Dataset excerpts:

────────────────────

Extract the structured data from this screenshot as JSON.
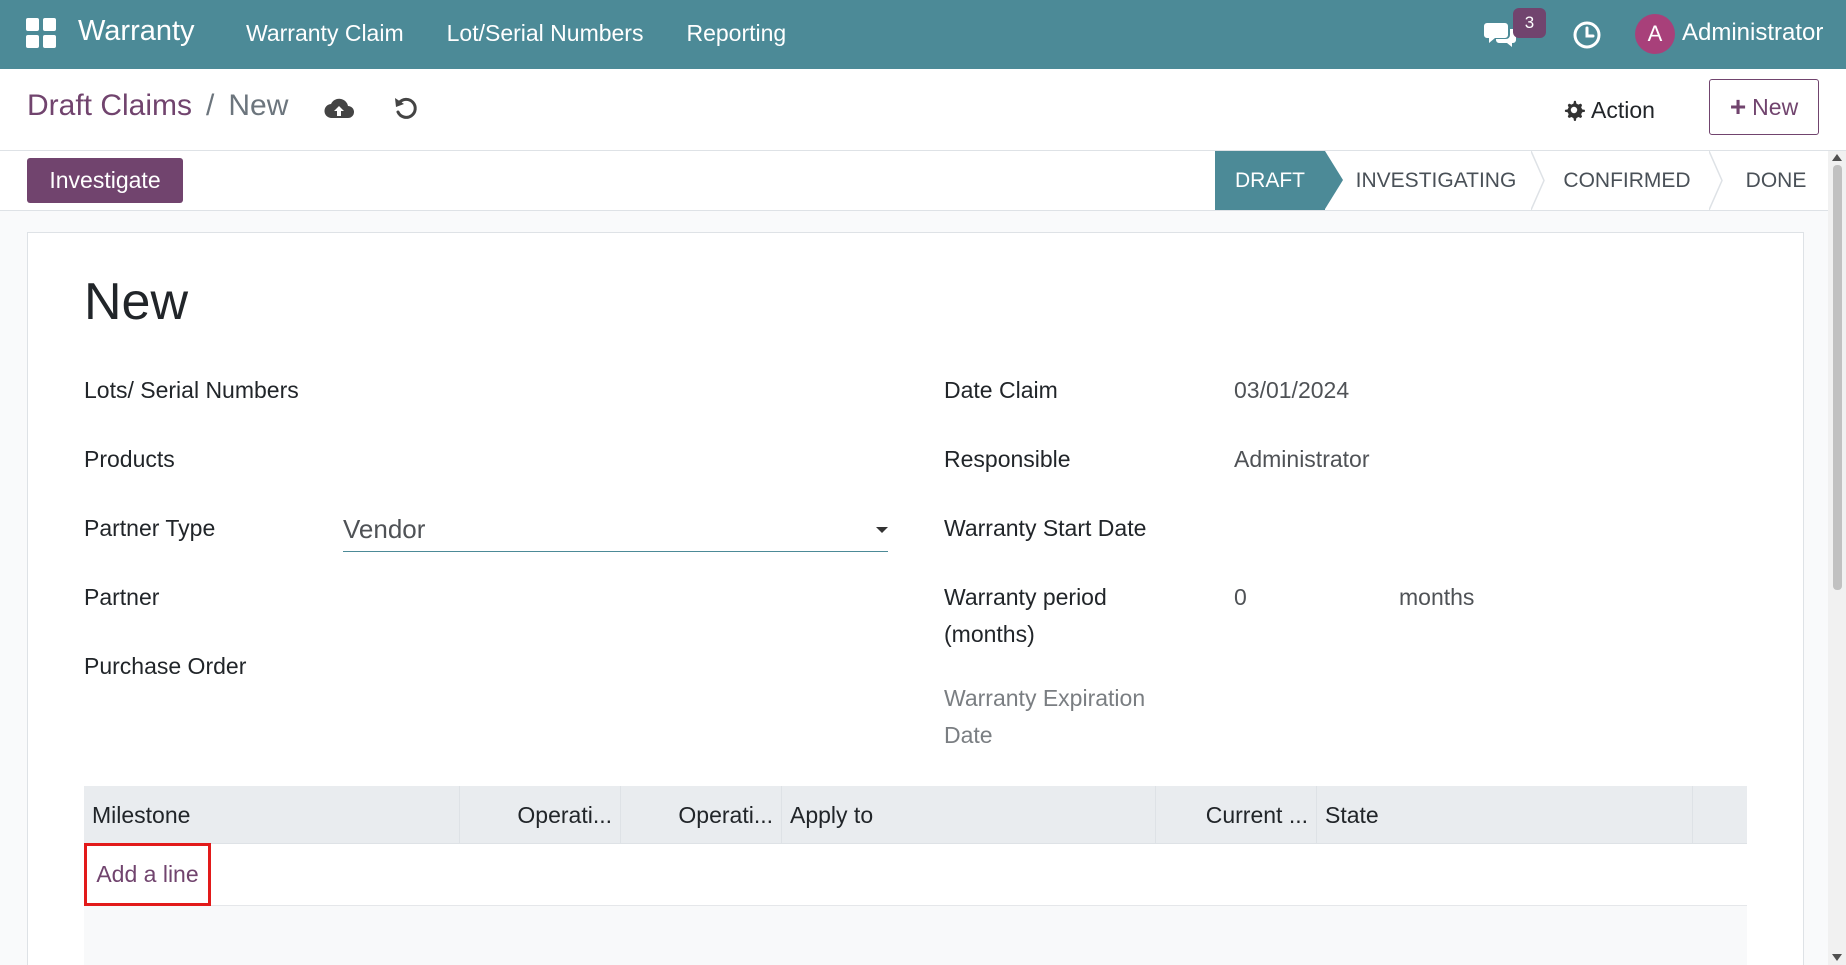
{
  "navbar": {
    "brand": "Warranty",
    "menu": [
      "Warranty Claim",
      "Lot/Serial Numbers",
      "Reporting"
    ],
    "message_count": "3",
    "user_initial": "A",
    "user_name": "Administrator",
    "icons": [
      "apps-grid-icon",
      "chat-icon",
      "clock-icon"
    ]
  },
  "control_panel": {
    "breadcrumb_parent": "Draft Claims",
    "breadcrumb_separator": "/",
    "breadcrumb_current": "New",
    "action_label": "Action",
    "new_button_label": "New",
    "icons": [
      "cloud-upload-icon",
      "undo-icon",
      "gear-icon",
      "plus-icon"
    ]
  },
  "statusbar": {
    "investigate_label": "Investigate",
    "stages": [
      "DRAFT",
      "INVESTIGATING",
      "CONFIRMED",
      "DONE"
    ],
    "active_stage": "DRAFT"
  },
  "form": {
    "title": "New",
    "left": {
      "lots_label": "Lots/ Serial Numbers",
      "products_label": "Products",
      "partner_type_label": "Partner Type",
      "partner_type_value": "Vendor",
      "partner_label": "Partner",
      "purchase_order_label": "Purchase Order"
    },
    "right": {
      "date_claim_label": "Date Claim",
      "date_claim_value": "03/01/2024",
      "responsible_label": "Responsible",
      "responsible_value": "Administrator",
      "warranty_start_label": "Warranty Start Date",
      "warranty_period_label_1": "Warranty period",
      "warranty_period_label_2": "(months)",
      "warranty_period_value": "0",
      "warranty_period_unit": "months",
      "expiration_label_1": "Warranty Expiration",
      "expiration_label_2": "Date"
    }
  },
  "milestone_table": {
    "columns": [
      "Milestone",
      "Operati...",
      "Operati...",
      "Apply to",
      "Current ...",
      "State"
    ],
    "add_line_label": "Add a line"
  },
  "colors": {
    "navbar": "#4c8a97",
    "primary": "#71446e",
    "highlight_border": "#e21a1a"
  }
}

────────────────────

What to work on: Where does the word "Serial" appear in the listing? List each line that holds it.

Exercise solution:
      "Lot/Serial Numbers",
      "lots_label": "Lots/ Serial Numbers",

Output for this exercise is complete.